SHORT EXERCISE: Only a number is wanted: how many lines in these records contain the word "Forecast"?

SUPPLIED INFORMATION:
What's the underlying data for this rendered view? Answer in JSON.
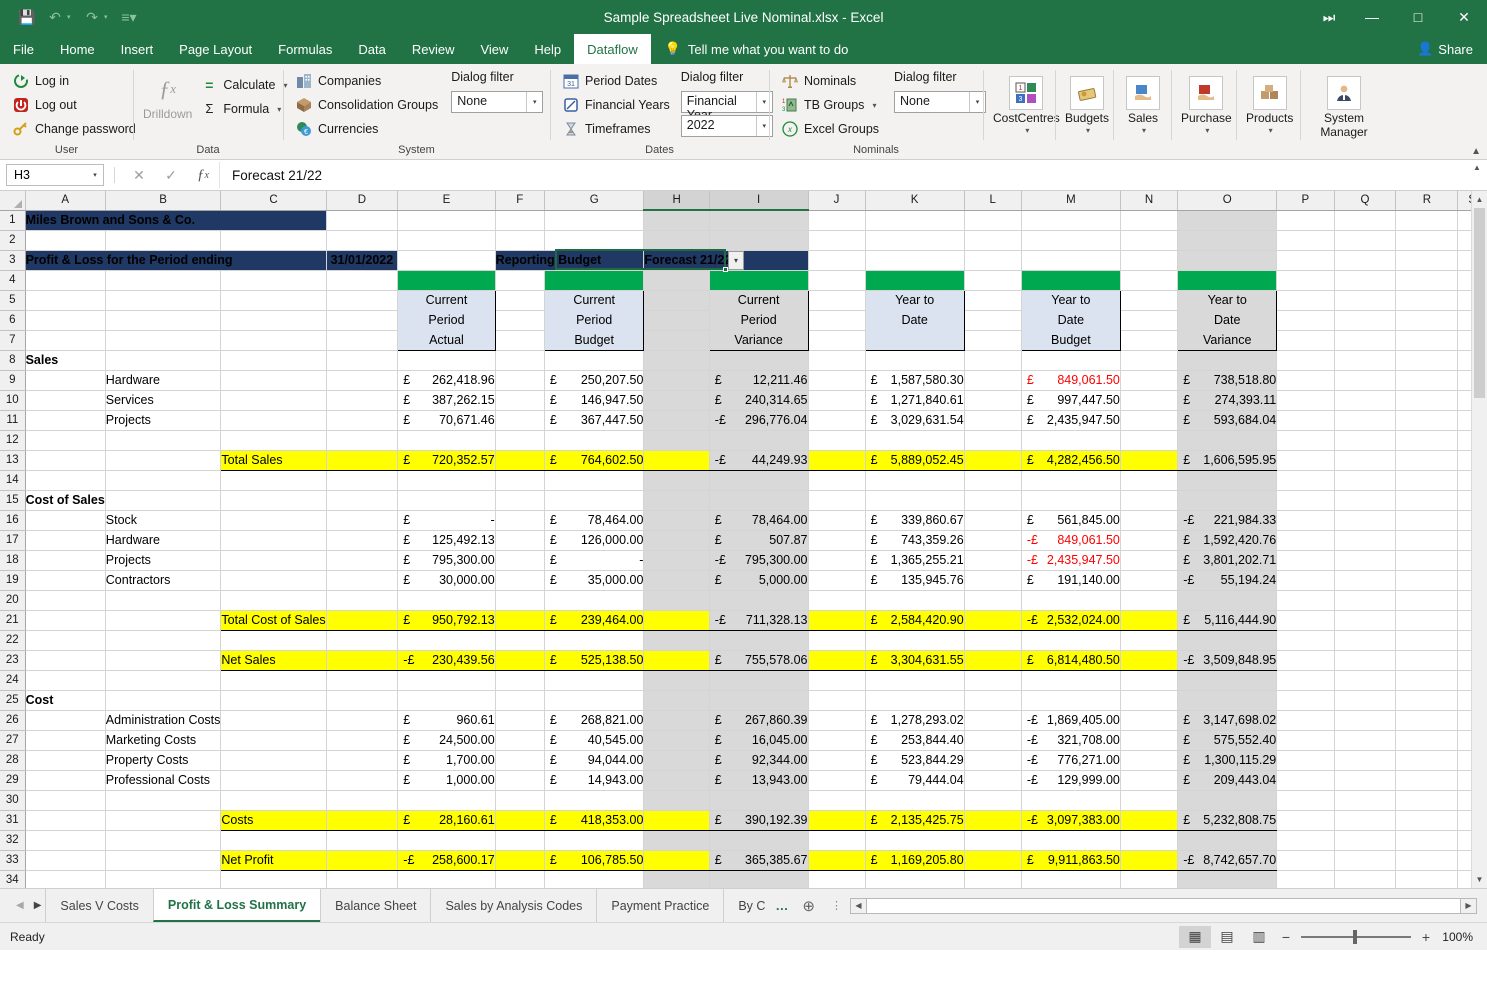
{
  "titlebar": {
    "document_title": "Sample Spreadsheet Live Nominal.xlsx  -  Excel",
    "qat": [
      {
        "name": "save",
        "glyph": "ὋE"
      },
      {
        "name": "undo",
        "glyph": "↶"
      },
      {
        "name": "redo",
        "glyph": "↷"
      },
      {
        "name": "customize",
        "glyph": "≡"
      }
    ],
    "window": {
      "ribbon_display_options": "⤓",
      "minimize": "—",
      "maximize": "□",
      "close": "✕"
    }
  },
  "ribbon_tabs": [
    {
      "label": "File",
      "active": false
    },
    {
      "label": "Home",
      "active": false
    },
    {
      "label": "Insert",
      "active": false
    },
    {
      "label": "Page Layout",
      "active": false
    },
    {
      "label": "Formulas",
      "active": false
    },
    {
      "label": "Data",
      "active": false
    },
    {
      "label": "Review",
      "active": false
    },
    {
      "label": "View",
      "active": false
    },
    {
      "label": "Help",
      "active": false
    },
    {
      "label": "Dataflow",
      "active": true
    }
  ],
  "tellme": {
    "label": "Tell me what you want to do",
    "icon": "lightbulb-icon"
  },
  "share": {
    "label": "Share",
    "icon": "share-person-icon"
  },
  "ribbon": {
    "groups": [
      {
        "title": "User",
        "items": [
          {
            "label": "Log in",
            "icon": "login-icon"
          },
          {
            "label": "Log out",
            "icon": "logout-icon"
          },
          {
            "label": "Change password",
            "icon": "key-icon"
          }
        ]
      },
      {
        "title": "Data",
        "big": {
          "label": "Drilldown",
          "icon": "fx-drilldown-icon"
        },
        "items": [
          {
            "label": "Calculate",
            "icon": "equals-icon",
            "caret": true
          },
          {
            "label": "Formula",
            "icon": "sigma-icon",
            "caret": true
          }
        ]
      },
      {
        "title": "System",
        "items": [
          {
            "label": "Companies",
            "icon": "companies-icon"
          },
          {
            "label": "Consolidation Groups",
            "icon": "consolidation-icon"
          },
          {
            "label": "Currencies",
            "icon": "currencies-icon"
          }
        ],
        "filter": {
          "label": "Dialog filter",
          "value": "None"
        }
      },
      {
        "title": "Dates",
        "items": [
          {
            "label": "Period Dates",
            "icon": "calendar-icon"
          },
          {
            "label": "Financial Years",
            "icon": "financial-year-icon"
          },
          {
            "label": "Timeframes",
            "icon": "hourglass-icon"
          }
        ],
        "filter": {
          "label": "Dialog filter",
          "value": "Financial Year",
          "value2": "2022"
        }
      },
      {
        "title": "Nominals",
        "items": [
          {
            "label": "Nominals",
            "icon": "scales-icon"
          },
          {
            "label": "TB Groups",
            "icon": "tb-groups-icon",
            "caret": true
          },
          {
            "label": "Excel Groups",
            "icon": "excel-groups-icon"
          }
        ],
        "filter": {
          "label": "Dialog filter",
          "value": "None"
        }
      }
    ],
    "buttons": [
      {
        "label": "CostCentres",
        "icon": "costcentres-icon",
        "caret": true
      },
      {
        "label": "Budgets",
        "icon": "budgets-icon",
        "caret": true
      },
      {
        "label": "Sales",
        "icon": "sales-icon",
        "caret": true
      },
      {
        "label": "Purchase",
        "icon": "purchase-icon",
        "caret": true
      },
      {
        "label": "Products",
        "icon": "products-icon",
        "caret": true
      },
      {
        "label": "System Manager",
        "icon": "system-manager-icon",
        "caret": true
      }
    ]
  },
  "formula_bar": {
    "name_box": "H3",
    "cancel_icon": "✕",
    "enter_icon": "✓",
    "function_icon": "fx",
    "value": "Forecast 21/22"
  },
  "grid": {
    "columns": [
      "A",
      "B",
      "C",
      "D",
      "E",
      "F",
      "G",
      "H",
      "I",
      "J",
      "K",
      "L",
      "M",
      "N",
      "O",
      "P",
      "Q",
      "R",
      "S"
    ],
    "selected_columns": [
      "H",
      "I"
    ],
    "selected_cell": "H3",
    "rows": [
      1,
      2,
      3,
      4,
      5,
      6,
      7,
      8,
      9,
      10,
      11,
      12,
      13,
      14,
      15,
      16,
      17,
      18,
      19,
      20,
      21,
      22,
      23,
      24,
      25,
      26,
      27,
      28,
      29,
      30,
      31,
      32,
      33,
      34
    ],
    "cells": {
      "company_name": "Miles Brown and Sons & Co.",
      "report_title": "Profit & Loss for the Period ending",
      "report_date": "31/01/2022",
      "reporting_budget_label": "Reporting Budget",
      "forecast_label": "Forecast 21/22"
    },
    "column_headers": [
      {
        "col": "E",
        "lines": [
          "Current",
          "Period",
          "Actual"
        ],
        "style": "blue"
      },
      {
        "col": "G",
        "lines": [
          "Current",
          "Period",
          "Budget"
        ],
        "style": "blue"
      },
      {
        "col": "I",
        "lines": [
          "Current",
          "Period",
          "Variance"
        ],
        "style": "grey"
      },
      {
        "col": "K",
        "lines": [
          "Year to",
          "Date",
          ""
        ],
        "style": "blue"
      },
      {
        "col": "M",
        "lines": [
          "Year to",
          "Date",
          "Budget"
        ],
        "style": "blue"
      },
      {
        "col": "O",
        "lines": [
          "Year to",
          "Date",
          "Variance"
        ],
        "style": "grey"
      }
    ],
    "sections": [
      {
        "row": 8,
        "title": "Sales"
      },
      {
        "row": 15,
        "title": "Cost of Sales"
      },
      {
        "row": 25,
        "title": "Cost"
      }
    ],
    "data_rows": [
      {
        "row": 9,
        "label": "Hardware",
        "E": {
          "cur": "£",
          "v": "262,418.96"
        },
        "G": {
          "cur": "£",
          "v": "250,207.50"
        },
        "I": {
          "cur": "£",
          "v": "12,211.46"
        },
        "K": {
          "cur": "£",
          "v": "1,587,580.30"
        },
        "M": {
          "cur": "£",
          "v": "849,061.50",
          "red": true
        },
        "O": {
          "cur": "£",
          "v": "738,518.80"
        }
      },
      {
        "row": 10,
        "label": "Services",
        "E": {
          "cur": "£",
          "v": "387,262.15"
        },
        "G": {
          "cur": "£",
          "v": "146,947.50"
        },
        "I": {
          "cur": "£",
          "v": "240,314.65"
        },
        "K": {
          "cur": "£",
          "v": "1,271,840.61"
        },
        "M": {
          "cur": "£",
          "v": "997,447.50"
        },
        "O": {
          "cur": "£",
          "v": "274,393.11"
        }
      },
      {
        "row": 11,
        "label": "Projects",
        "E": {
          "cur": "£",
          "v": "70,671.46"
        },
        "G": {
          "cur": "£",
          "v": "367,447.50"
        },
        "I": {
          "cur": "-£",
          "v": "296,776.04"
        },
        "K": {
          "cur": "£",
          "v": "3,029,631.54"
        },
        "M": {
          "cur": "£",
          "v": "2,435,947.50"
        },
        "O": {
          "cur": "£",
          "v": "593,684.04"
        }
      },
      {
        "row": 16,
        "label": "Stock",
        "E": {
          "cur": "£",
          "v": "-"
        },
        "G": {
          "cur": "£",
          "v": "78,464.00"
        },
        "I": {
          "cur": "£",
          "v": "78,464.00"
        },
        "K": {
          "cur": "£",
          "v": "339,860.67"
        },
        "M": {
          "cur": "£",
          "v": "561,845.00"
        },
        "O": {
          "cur": "-£",
          "v": "221,984.33"
        }
      },
      {
        "row": 17,
        "label": "Hardware",
        "E": {
          "cur": "£",
          "v": "125,492.13"
        },
        "G": {
          "cur": "£",
          "v": "126,000.00"
        },
        "I": {
          "cur": "£",
          "v": "507.87"
        },
        "K": {
          "cur": "£",
          "v": "743,359.26"
        },
        "M": {
          "cur": "-£",
          "v": "849,061.50",
          "red": true
        },
        "O": {
          "cur": "£",
          "v": "1,592,420.76"
        }
      },
      {
        "row": 18,
        "label": "Projects",
        "E": {
          "cur": "£",
          "v": "795,300.00"
        },
        "G": {
          "cur": "£",
          "v": "-"
        },
        "I": {
          "cur": "-£",
          "v": "795,300.00"
        },
        "K": {
          "cur": "£",
          "v": "1,365,255.21"
        },
        "M": {
          "cur": "-£",
          "v": "2,435,947.50",
          "red": true
        },
        "O": {
          "cur": "£",
          "v": "3,801,202.71"
        }
      },
      {
        "row": 19,
        "label": "Contractors",
        "E": {
          "cur": "£",
          "v": "30,000.00"
        },
        "G": {
          "cur": "£",
          "v": "35,000.00"
        },
        "I": {
          "cur": "£",
          "v": "5,000.00"
        },
        "K": {
          "cur": "£",
          "v": "135,945.76"
        },
        "M": {
          "cur": "£",
          "v": "191,140.00"
        },
        "O": {
          "cur": "-£",
          "v": "55,194.24"
        }
      },
      {
        "row": 26,
        "label": "Administration Costs",
        "E": {
          "cur": "£",
          "v": "960.61"
        },
        "G": {
          "cur": "£",
          "v": "268,821.00"
        },
        "I": {
          "cur": "£",
          "v": "267,860.39"
        },
        "K": {
          "cur": "£",
          "v": "1,278,293.02"
        },
        "M": {
          "cur": "-£",
          "v": "1,869,405.00"
        },
        "O": {
          "cur": "£",
          "v": "3,147,698.02"
        }
      },
      {
        "row": 27,
        "label": "Marketing Costs",
        "E": {
          "cur": "£",
          "v": "24,500.00"
        },
        "G": {
          "cur": "£",
          "v": "40,545.00"
        },
        "I": {
          "cur": "£",
          "v": "16,045.00"
        },
        "K": {
          "cur": "£",
          "v": "253,844.40"
        },
        "M": {
          "cur": "-£",
          "v": "321,708.00"
        },
        "O": {
          "cur": "£",
          "v": "575,552.40"
        }
      },
      {
        "row": 28,
        "label": "Property Costs",
        "E": {
          "cur": "£",
          "v": "1,700.00"
        },
        "G": {
          "cur": "£",
          "v": "94,044.00"
        },
        "I": {
          "cur": "£",
          "v": "92,344.00"
        },
        "K": {
          "cur": "£",
          "v": "523,844.29"
        },
        "M": {
          "cur": "-£",
          "v": "776,271.00"
        },
        "O": {
          "cur": "£",
          "v": "1,300,115.29"
        }
      },
      {
        "row": 29,
        "label": "Professional Costs",
        "E": {
          "cur": "£",
          "v": "1,000.00"
        },
        "G": {
          "cur": "£",
          "v": "14,943.00"
        },
        "I": {
          "cur": "£",
          "v": "13,943.00"
        },
        "K": {
          "cur": "£",
          "v": "79,444.04"
        },
        "M": {
          "cur": "-£",
          "v": "129,999.00"
        },
        "O": {
          "cur": "£",
          "v": "209,443.04"
        }
      }
    ],
    "total_rows": [
      {
        "row": 13,
        "label": "Total Sales",
        "E": {
          "cur": "£",
          "v": "720,352.57"
        },
        "G": {
          "cur": "£",
          "v": "764,602.50"
        },
        "I": {
          "cur": "-£",
          "v": "44,249.93"
        },
        "K": {
          "cur": "£",
          "v": "5,889,052.45"
        },
        "M": {
          "cur": "£",
          "v": "4,282,456.50"
        },
        "O": {
          "cur": "£",
          "v": "1,606,595.95"
        }
      },
      {
        "row": 21,
        "label": "Total Cost of Sales",
        "E": {
          "cur": "£",
          "v": "950,792.13"
        },
        "G": {
          "cur": "£",
          "v": "239,464.00"
        },
        "I": {
          "cur": "-£",
          "v": "711,328.13"
        },
        "K": {
          "cur": "£",
          "v": "2,584,420.90"
        },
        "M": {
          "cur": "-£",
          "v": "2,532,024.00"
        },
        "O": {
          "cur": "£",
          "v": "5,116,444.90"
        }
      },
      {
        "row": 23,
        "label": "Net Sales",
        "E": {
          "cur": "-£",
          "v": "230,439.56"
        },
        "G": {
          "cur": "£",
          "v": "525,138.50"
        },
        "I": {
          "cur": "£",
          "v": "755,578.06"
        },
        "K": {
          "cur": "£",
          "v": "3,304,631.55"
        },
        "M": {
          "cur": "£",
          "v": "6,814,480.50"
        },
        "O": {
          "cur": "-£",
          "v": "3,509,848.95"
        }
      },
      {
        "row": 31,
        "label": "Costs",
        "E": {
          "cur": "£",
          "v": "28,160.61"
        },
        "G": {
          "cur": "£",
          "v": "418,353.00"
        },
        "I": {
          "cur": "£",
          "v": "390,192.39"
        },
        "K": {
          "cur": "£",
          "v": "2,135,425.75"
        },
        "M": {
          "cur": "-£",
          "v": "3,097,383.00"
        },
        "O": {
          "cur": "£",
          "v": "5,232,808.75"
        }
      },
      {
        "row": 33,
        "label": "Net Profit",
        "E": {
          "cur": "-£",
          "v": "258,600.17"
        },
        "G": {
          "cur": "£",
          "v": "106,785.50"
        },
        "I": {
          "cur": "£",
          "v": "365,385.67"
        },
        "K": {
          "cur": "£",
          "v": "1,169,205.80"
        },
        "M": {
          "cur": "£",
          "v": "9,911,863.50"
        },
        "O": {
          "cur": "-£",
          "v": "8,742,657.70"
        }
      }
    ]
  },
  "sheet_tabs": {
    "tabs": [
      {
        "label": "Sales V Costs",
        "active": false
      },
      {
        "label": "Profit & Loss Summary",
        "active": true
      },
      {
        "label": "Balance Sheet",
        "active": false
      },
      {
        "label": "Sales by Analysis Codes",
        "active": false
      },
      {
        "label": "Payment Practice",
        "active": false
      },
      {
        "label": "By C",
        "active": false
      }
    ],
    "overflow": "…",
    "add_sheet": "⊕"
  },
  "statusbar": {
    "status": "Ready",
    "views": [
      {
        "name": "normal-view",
        "glyph": "▦",
        "active": true
      },
      {
        "name": "page-layout-view",
        "glyph": "▤",
        "active": false
      },
      {
        "name": "page-break-view",
        "glyph": "▥",
        "active": false
      }
    ],
    "zoom_out": "−",
    "zoom_in": "+",
    "zoom_level": "100%"
  }
}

SOLUTION TO THE PROBLEM: 2